• [Prompt]
Leave out the pictures and repeat every record exactly.
* Begin *
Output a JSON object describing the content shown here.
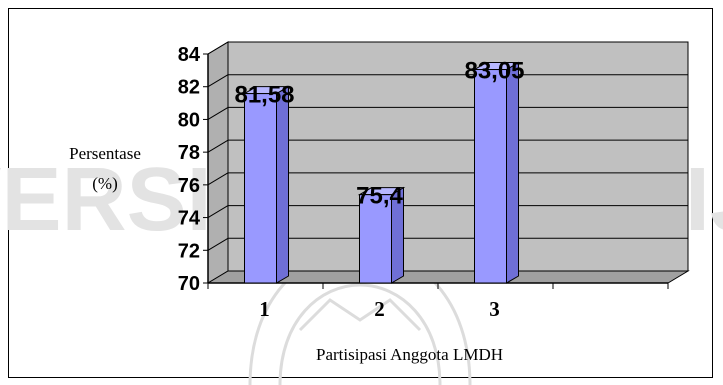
{
  "colors": {
    "bar_face": "#9999ff",
    "bar_side": "#6f6fd6",
    "bar_top": "#b8b8ff",
    "wall": "#c0c0c0",
    "floor": "#a0a0a0",
    "watermark": "#d6d6d6"
  },
  "watermark_text": "UNIVERSITAS BRAWIJAYA",
  "chart_data": {
    "type": "bar",
    "categories": [
      "1",
      "2",
      "3"
    ],
    "values": [
      81.58,
      75.4,
      83.05
    ],
    "value_labels": [
      "81,58",
      "75,4",
      "83,05"
    ],
    "xlabel": "Partisipasi Anggota LMDH",
    "ylabel_line1": "Persentase",
    "ylabel_line2": "(%)",
    "ylim": [
      70,
      84
    ],
    "yticks": [
      70,
      72,
      74,
      76,
      78,
      80,
      82,
      84
    ],
    "grid": true,
    "three_d": true
  }
}
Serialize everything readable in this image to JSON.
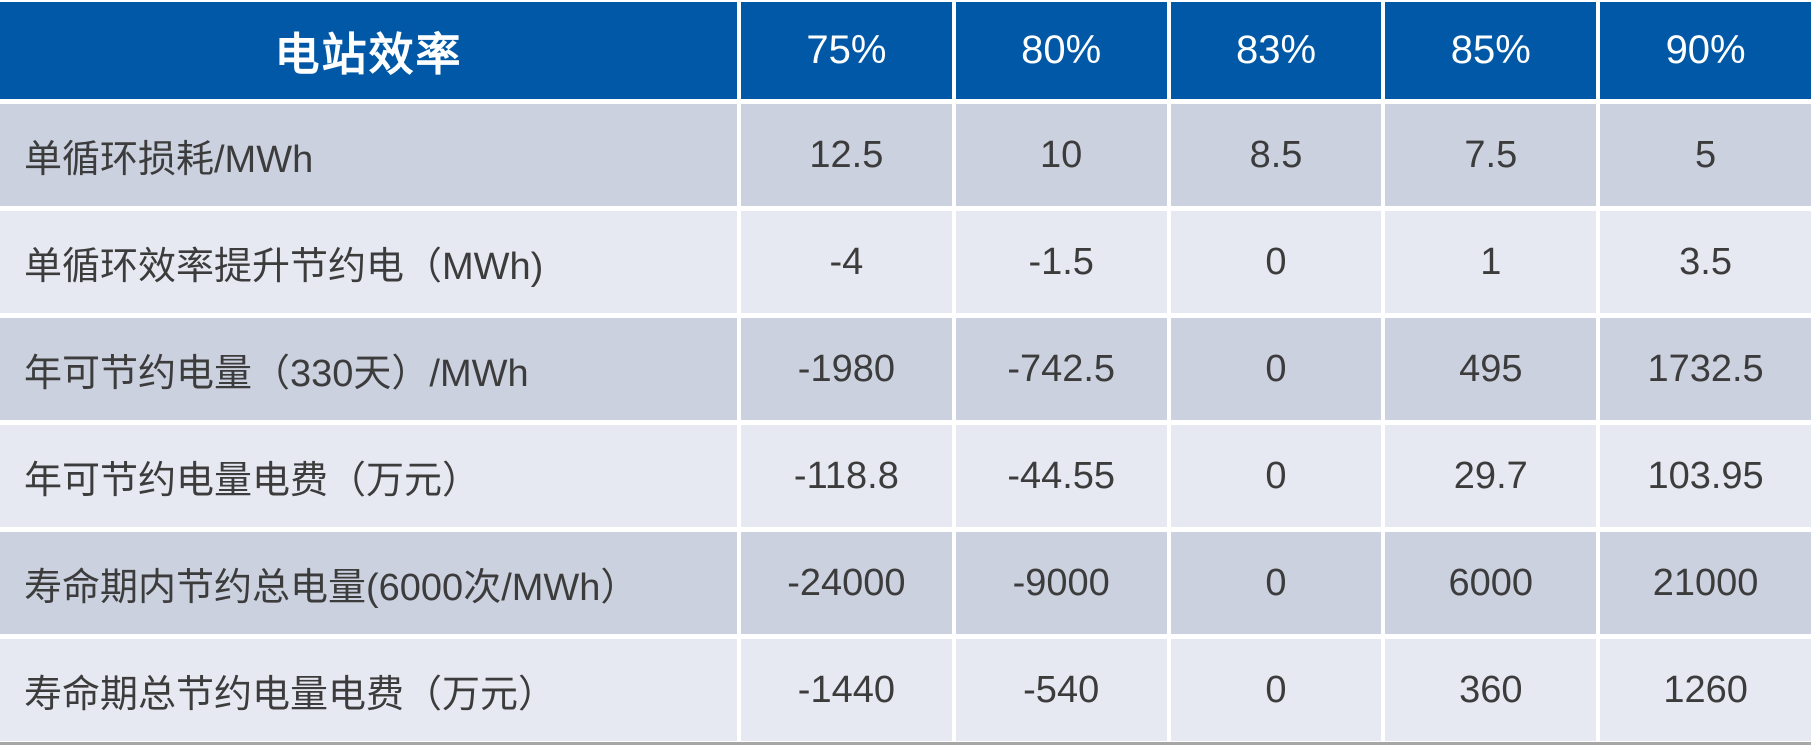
{
  "chart_data": {
    "type": "table",
    "title": "电站效率",
    "columns": [
      "电站效率",
      "75%",
      "80%",
      "83%",
      "85%",
      "90%"
    ],
    "rows": [
      {
        "label": "单循环损耗/MWh",
        "values": [
          12.5,
          10,
          8.5,
          7.5,
          5
        ]
      },
      {
        "label": "单循环效率提升节约电（MWh)",
        "values": [
          -4,
          -1.5,
          0,
          1,
          3.5
        ]
      },
      {
        "label": "年可节约电量（330天）/MWh",
        "values": [
          -1980,
          -742.5,
          0,
          495,
          1732.5
        ]
      },
      {
        "label": "年可节约电量电费（万元）",
        "values": [
          -118.8,
          -44.55,
          0,
          29.7,
          103.95
        ]
      },
      {
        "label": "寿命期内节约总电量(6000次/MWh）",
        "values": [
          -24000,
          -9000,
          0,
          6000,
          21000
        ]
      },
      {
        "label": "寿命期总节约电量电费（万元）",
        "values": [
          -1440,
          -540,
          0,
          360,
          1260
        ]
      }
    ]
  },
  "table": {
    "header": {
      "label": "电站效率",
      "columns": [
        "75%",
        "80%",
        "83%",
        "85%",
        "90%"
      ]
    },
    "rows": [
      {
        "label": "单循环损耗/MWh",
        "values": [
          "12.5",
          "10",
          "8.5",
          "7.5",
          "5"
        ]
      },
      {
        "label": "单循环效率提升节约电（MWh)",
        "values": [
          "-4",
          "-1.5",
          "0",
          "1",
          "3.5"
        ]
      },
      {
        "label": "年可节约电量（330天）/MWh",
        "values": [
          "-1980",
          "-742.5",
          "0",
          "495",
          "1732.5"
        ]
      },
      {
        "label": "年可节约电量电费（万元）",
        "values": [
          "-118.8",
          "-44.55",
          "0",
          "29.7",
          "103.95"
        ]
      },
      {
        "label": "寿命期内节约总电量(6000次/MWh）",
        "values": [
          "-24000",
          "-9000",
          "0",
          "6000",
          "21000"
        ]
      },
      {
        "label": "寿命期总节约电量电费（万元）",
        "values": [
          "-1440",
          "-540",
          "0",
          "360",
          "1260"
        ]
      }
    ]
  },
  "colors": {
    "header_bg": "#0058A6",
    "header_text": "#FFFFFF",
    "row_dark_bg": "#CCD1E0",
    "row_light_bg": "#E7E9F2",
    "cell_text": "#3C3C3C",
    "divider": "#FFFFFF",
    "bottom_border": "#A6A6A6"
  }
}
* End *
• [Full output]
Output a JSON object describing the content shown here.
{
  "colors": {
    "bar_face": "#9999ff",
    "bar_side": "#6f6fd6",
    "bar_top": "#b8b8ff",
    "wall": "#c0c0c0",
    "floor": "#a0a0a0",
    "watermark": "#d6d6d6"
  },
  "watermark_text": "UNIVERSITAS BRAWIJAYA",
  "chart_data": {
    "type": "bar",
    "categories": [
      "1",
      "2",
      "3"
    ],
    "values": [
      81.58,
      75.4,
      83.05
    ],
    "value_labels": [
      "81,58",
      "75,4",
      "83,05"
    ],
    "xlabel": "Partisipasi Anggota LMDH",
    "ylabel_line1": "Persentase",
    "ylabel_line2": "(%)",
    "ylim": [
      70,
      84
    ],
    "yticks": [
      70,
      72,
      74,
      76,
      78,
      80,
      82,
      84
    ],
    "grid": true,
    "three_d": true
  }
}
Serialize everything readable in this image to JSON.
{
  "chart_data": {
    "type": "table",
    "title": "电站效率",
    "columns": [
      "电站效率",
      "75%",
      "80%",
      "83%",
      "85%",
      "90%"
    ],
    "rows": [
      {
        "label": "单循环损耗/MWh",
        "values": [
          12.5,
          10,
          8.5,
          7.5,
          5
        ]
      },
      {
        "label": "单循环效率提升节约电（MWh)",
        "values": [
          -4,
          -1.5,
          0,
          1,
          3.5
        ]
      },
      {
        "label": "年可节约电量（330天）/MWh",
        "values": [
          -1980,
          -742.5,
          0,
          495,
          1732.5
        ]
      },
      {
        "label": "年可节约电量电费（万元）",
        "values": [
          -118.8,
          -44.55,
          0,
          29.7,
          103.95
        ]
      },
      {
        "label": "寿命期内节约总电量(6000次/MWh）",
        "values": [
          -24000,
          -9000,
          0,
          6000,
          21000
        ]
      },
      {
        "label": "寿命期总节约电量电费（万元）",
        "values": [
          -1440,
          -540,
          0,
          360,
          1260
        ]
      }
    ]
  },
  "table": {
    "header": {
      "label": "电站效率",
      "columns": [
        "75%",
        "80%",
        "83%",
        "85%",
        "90%"
      ]
    },
    "rows": [
      {
        "label": "单循环损耗/MWh",
        "values": [
          "12.5",
          "10",
          "8.5",
          "7.5",
          "5"
        ]
      },
      {
        "label": "单循环效率提升节约电（MWh)",
        "values": [
          "-4",
          "-1.5",
          "0",
          "1",
          "3.5"
        ]
      },
      {
        "label": "年可节约电量（330天）/MWh",
        "values": [
          "-1980",
          "-742.5",
          "0",
          "495",
          "1732.5"
        ]
      },
      {
        "label": "年可节约电量电费（万元）",
        "values": [
          "-118.8",
          "-44.55",
          "0",
          "29.7",
          "103.95"
        ]
      },
      {
        "label": "寿命期内节约总电量(6000次/MWh）",
        "values": [
          "-24000",
          "-9000",
          "0",
          "6000",
          "21000"
        ]
      },
      {
        "label": "寿命期总节约电量电费（万元）",
        "values": [
          "-1440",
          "-540",
          "0",
          "360",
          "1260"
        ]
      }
    ]
  },
  "colors": {
    "header_bg": "#0058A6",
    "header_text": "#FFFFFF",
    "row_dark_bg": "#CCD1E0",
    "row_light_bg": "#E7E9F2",
    "cell_text": "#3C3C3C",
    "divider": "#FFFFFF",
    "bottom_border": "#A6A6A6"
  }
}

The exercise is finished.